Please copy out every line from the start of the lines down to the one containing "data-label-fao-projection: 89.9: [1866, 276, 1938, 317]", inclusive.

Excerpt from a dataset
((

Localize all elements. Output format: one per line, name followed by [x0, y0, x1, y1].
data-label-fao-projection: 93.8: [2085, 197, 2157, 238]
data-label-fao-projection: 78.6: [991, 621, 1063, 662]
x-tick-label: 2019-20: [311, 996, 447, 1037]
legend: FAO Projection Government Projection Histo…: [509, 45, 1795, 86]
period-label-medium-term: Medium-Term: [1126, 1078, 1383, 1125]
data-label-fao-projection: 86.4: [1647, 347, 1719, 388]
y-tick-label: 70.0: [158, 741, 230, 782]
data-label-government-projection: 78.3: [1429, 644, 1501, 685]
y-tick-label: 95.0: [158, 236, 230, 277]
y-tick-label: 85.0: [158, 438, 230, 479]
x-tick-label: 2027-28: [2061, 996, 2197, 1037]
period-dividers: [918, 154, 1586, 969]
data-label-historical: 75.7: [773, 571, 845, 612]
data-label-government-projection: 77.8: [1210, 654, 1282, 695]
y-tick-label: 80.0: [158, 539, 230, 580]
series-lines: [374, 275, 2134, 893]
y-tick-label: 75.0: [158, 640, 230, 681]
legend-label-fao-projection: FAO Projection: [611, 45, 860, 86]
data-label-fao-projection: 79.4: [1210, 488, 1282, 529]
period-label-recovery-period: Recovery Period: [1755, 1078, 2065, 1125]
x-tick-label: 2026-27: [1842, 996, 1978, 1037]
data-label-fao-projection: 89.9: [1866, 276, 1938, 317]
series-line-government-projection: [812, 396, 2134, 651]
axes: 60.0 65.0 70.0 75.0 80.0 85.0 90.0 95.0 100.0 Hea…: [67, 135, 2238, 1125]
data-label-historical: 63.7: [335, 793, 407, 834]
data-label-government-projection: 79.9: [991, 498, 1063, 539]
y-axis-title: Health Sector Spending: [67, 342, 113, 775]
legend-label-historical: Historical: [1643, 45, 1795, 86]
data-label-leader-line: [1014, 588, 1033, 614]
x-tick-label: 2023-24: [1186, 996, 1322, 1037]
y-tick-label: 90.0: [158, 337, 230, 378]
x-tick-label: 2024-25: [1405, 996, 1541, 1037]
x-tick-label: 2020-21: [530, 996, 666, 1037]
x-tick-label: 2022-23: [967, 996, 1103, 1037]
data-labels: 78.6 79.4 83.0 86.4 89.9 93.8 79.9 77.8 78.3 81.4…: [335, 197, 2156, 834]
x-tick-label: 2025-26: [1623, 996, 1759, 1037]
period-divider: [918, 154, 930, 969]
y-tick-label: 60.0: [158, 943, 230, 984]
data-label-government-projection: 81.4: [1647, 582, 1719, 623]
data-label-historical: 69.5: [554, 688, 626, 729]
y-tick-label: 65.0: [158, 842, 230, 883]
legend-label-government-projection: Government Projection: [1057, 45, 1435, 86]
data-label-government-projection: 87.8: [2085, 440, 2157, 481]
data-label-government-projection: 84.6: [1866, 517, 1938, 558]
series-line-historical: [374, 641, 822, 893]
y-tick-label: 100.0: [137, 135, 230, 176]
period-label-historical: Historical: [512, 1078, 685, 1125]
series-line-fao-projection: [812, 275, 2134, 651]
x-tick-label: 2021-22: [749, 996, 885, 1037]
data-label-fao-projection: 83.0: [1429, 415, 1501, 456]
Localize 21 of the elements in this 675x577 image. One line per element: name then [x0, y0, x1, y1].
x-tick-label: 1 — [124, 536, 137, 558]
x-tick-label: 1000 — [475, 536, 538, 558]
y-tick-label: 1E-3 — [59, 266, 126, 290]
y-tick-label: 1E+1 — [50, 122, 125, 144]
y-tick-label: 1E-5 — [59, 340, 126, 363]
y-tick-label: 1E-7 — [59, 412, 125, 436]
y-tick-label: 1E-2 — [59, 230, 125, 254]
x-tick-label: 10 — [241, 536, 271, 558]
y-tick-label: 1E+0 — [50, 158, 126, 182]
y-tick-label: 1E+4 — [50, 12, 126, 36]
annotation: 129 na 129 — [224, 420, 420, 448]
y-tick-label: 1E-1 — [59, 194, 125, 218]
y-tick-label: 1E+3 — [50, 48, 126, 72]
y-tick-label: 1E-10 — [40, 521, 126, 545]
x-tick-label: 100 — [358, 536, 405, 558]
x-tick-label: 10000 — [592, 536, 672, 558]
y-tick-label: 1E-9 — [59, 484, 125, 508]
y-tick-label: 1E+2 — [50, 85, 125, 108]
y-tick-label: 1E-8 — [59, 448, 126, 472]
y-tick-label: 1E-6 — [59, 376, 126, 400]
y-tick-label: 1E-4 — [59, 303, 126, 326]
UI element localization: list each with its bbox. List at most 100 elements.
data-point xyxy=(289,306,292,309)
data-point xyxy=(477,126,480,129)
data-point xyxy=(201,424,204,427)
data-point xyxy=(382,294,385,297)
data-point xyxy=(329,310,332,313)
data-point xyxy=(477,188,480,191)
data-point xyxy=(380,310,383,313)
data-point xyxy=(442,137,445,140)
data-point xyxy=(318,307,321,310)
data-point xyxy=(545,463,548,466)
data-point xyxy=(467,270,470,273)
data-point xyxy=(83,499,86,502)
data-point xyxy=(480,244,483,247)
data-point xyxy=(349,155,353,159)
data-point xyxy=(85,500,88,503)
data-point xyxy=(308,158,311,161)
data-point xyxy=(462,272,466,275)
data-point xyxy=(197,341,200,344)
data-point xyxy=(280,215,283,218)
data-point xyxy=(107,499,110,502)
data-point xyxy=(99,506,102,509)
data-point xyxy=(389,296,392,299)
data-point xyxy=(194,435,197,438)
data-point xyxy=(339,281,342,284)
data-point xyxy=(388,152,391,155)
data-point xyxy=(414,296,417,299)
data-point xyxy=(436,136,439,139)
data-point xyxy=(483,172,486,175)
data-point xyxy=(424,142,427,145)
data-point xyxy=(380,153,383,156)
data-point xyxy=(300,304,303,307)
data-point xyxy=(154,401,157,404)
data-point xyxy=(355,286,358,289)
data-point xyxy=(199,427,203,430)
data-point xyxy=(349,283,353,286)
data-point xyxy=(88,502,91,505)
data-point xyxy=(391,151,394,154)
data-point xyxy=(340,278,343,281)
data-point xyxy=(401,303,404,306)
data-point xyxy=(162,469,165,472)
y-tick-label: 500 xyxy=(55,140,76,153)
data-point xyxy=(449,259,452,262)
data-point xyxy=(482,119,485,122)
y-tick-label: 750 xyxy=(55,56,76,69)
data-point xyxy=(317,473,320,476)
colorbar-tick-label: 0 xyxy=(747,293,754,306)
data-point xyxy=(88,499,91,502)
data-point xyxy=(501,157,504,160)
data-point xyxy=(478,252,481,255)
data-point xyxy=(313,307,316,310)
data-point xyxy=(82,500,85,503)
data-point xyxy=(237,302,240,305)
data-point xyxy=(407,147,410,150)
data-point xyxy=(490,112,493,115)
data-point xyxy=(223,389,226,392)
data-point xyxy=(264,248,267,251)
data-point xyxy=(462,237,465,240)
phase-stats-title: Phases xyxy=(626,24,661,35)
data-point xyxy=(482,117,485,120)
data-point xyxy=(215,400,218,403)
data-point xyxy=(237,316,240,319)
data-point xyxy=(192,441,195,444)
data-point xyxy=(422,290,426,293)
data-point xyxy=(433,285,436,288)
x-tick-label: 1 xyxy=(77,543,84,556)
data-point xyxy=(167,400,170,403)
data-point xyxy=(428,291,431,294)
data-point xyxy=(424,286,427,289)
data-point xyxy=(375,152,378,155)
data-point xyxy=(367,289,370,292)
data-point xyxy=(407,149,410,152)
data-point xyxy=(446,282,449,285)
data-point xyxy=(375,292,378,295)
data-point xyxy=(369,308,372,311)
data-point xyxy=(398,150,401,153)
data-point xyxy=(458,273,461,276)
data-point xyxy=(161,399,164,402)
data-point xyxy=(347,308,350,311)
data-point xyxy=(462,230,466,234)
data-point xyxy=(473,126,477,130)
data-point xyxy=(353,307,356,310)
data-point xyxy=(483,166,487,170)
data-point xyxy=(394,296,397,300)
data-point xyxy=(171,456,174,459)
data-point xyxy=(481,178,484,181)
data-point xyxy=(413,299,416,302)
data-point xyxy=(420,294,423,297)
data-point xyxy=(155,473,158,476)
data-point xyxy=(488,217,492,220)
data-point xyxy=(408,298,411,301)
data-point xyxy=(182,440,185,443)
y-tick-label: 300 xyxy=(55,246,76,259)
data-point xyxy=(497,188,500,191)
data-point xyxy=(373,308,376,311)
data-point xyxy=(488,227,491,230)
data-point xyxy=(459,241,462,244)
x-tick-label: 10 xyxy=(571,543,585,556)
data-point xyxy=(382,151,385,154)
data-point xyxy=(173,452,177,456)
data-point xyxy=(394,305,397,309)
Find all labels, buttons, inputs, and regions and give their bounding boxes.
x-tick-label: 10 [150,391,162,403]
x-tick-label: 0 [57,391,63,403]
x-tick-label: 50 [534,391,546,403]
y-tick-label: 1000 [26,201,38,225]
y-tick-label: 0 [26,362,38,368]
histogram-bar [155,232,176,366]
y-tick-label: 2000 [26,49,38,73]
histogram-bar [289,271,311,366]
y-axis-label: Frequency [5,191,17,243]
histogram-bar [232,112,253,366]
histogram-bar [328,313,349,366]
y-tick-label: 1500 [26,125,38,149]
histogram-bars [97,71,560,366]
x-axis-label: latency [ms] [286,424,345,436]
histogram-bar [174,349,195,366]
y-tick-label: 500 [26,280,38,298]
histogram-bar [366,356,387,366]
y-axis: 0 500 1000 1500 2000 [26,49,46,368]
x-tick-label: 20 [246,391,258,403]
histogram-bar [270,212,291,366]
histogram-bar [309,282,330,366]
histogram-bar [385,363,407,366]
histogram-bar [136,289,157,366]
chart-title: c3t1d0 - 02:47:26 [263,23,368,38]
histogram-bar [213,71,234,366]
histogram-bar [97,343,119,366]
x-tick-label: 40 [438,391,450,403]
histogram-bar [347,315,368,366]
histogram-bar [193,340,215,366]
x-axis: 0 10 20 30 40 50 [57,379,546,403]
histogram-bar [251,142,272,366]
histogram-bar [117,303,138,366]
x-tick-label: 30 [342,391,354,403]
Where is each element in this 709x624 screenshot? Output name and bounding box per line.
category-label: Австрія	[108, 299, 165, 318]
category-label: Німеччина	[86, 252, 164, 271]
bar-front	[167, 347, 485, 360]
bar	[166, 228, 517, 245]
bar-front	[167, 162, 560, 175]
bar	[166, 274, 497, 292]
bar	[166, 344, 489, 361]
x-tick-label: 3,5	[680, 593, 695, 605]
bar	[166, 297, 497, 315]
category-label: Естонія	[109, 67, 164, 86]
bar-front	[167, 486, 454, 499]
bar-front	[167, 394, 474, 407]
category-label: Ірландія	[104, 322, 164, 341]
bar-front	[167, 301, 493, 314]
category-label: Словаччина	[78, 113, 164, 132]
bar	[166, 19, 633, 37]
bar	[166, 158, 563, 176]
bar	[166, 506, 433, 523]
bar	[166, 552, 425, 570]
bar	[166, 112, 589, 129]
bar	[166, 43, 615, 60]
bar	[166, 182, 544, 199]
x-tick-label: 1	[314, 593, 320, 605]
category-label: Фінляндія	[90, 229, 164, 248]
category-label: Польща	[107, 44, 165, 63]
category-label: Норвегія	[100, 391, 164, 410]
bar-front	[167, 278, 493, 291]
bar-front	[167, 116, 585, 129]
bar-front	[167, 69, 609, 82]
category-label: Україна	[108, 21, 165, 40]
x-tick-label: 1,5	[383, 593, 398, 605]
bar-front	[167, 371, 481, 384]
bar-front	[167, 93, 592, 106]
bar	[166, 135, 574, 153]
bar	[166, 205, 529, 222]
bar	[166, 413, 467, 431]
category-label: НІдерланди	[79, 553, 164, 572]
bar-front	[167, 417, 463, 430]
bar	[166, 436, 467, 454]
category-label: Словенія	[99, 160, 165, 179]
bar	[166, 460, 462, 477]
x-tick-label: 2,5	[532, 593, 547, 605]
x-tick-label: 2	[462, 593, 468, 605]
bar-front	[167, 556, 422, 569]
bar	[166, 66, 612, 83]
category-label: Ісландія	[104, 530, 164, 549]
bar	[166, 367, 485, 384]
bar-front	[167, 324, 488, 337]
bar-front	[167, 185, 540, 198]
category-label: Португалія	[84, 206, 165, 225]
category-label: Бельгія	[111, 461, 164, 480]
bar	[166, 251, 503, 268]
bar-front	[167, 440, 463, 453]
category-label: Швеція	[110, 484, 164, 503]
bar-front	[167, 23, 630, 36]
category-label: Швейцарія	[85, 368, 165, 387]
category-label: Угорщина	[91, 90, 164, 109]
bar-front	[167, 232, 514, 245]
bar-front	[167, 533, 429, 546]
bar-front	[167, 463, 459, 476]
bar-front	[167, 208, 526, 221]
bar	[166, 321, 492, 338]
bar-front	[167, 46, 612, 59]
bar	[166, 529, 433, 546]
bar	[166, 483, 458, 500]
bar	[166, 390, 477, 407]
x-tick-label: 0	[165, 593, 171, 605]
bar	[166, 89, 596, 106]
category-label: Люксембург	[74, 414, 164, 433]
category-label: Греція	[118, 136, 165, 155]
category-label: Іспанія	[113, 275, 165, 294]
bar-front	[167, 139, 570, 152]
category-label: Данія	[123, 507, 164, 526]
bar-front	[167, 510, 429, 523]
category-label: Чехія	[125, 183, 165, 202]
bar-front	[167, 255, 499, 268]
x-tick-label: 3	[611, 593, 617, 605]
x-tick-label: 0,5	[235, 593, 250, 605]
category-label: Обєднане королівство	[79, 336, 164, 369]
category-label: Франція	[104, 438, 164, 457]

))

§ ANSWER TO THE PROBLEM
Localize all elements. Output format: one per line, name followed by [x0, y0, x1, y1].
data-label-fao-projection: 93.8: [2085, 197, 2157, 238]
data-label-fao-projection: 78.6: [991, 621, 1063, 662]
x-tick-label: 2019-20: [311, 996, 447, 1037]
legend: FAO Projection Government Projection Histo…: [509, 45, 1795, 86]
period-label-medium-term: Medium-Term: [1126, 1078, 1383, 1125]
data-label-fao-projection: 86.4: [1647, 347, 1719, 388]
y-tick-label: 70.0: [158, 741, 230, 782]
data-label-government-projection: 78.3: [1429, 644, 1501, 685]
y-tick-label: 95.0: [158, 236, 230, 277]
y-tick-label: 85.0: [158, 438, 230, 479]
x-tick-label: 2027-28: [2061, 996, 2197, 1037]
period-dividers: [918, 154, 1586, 969]
data-label-historical: 75.7: [773, 571, 845, 612]
data-label-government-projection: 77.8: [1210, 654, 1282, 695]
y-tick-label: 80.0: [158, 539, 230, 580]
series-lines: [374, 275, 2134, 893]
y-tick-label: 75.0: [158, 640, 230, 681]
legend-label-fao-projection: FAO Projection: [611, 45, 860, 86]
data-label-fao-projection: 79.4: [1210, 488, 1282, 529]
period-label-recovery-period: Recovery Period: [1755, 1078, 2065, 1125]
x-tick-label: 2026-27: [1842, 996, 1978, 1037]
data-label-fao-projection: 89.9: [1866, 276, 1938, 317]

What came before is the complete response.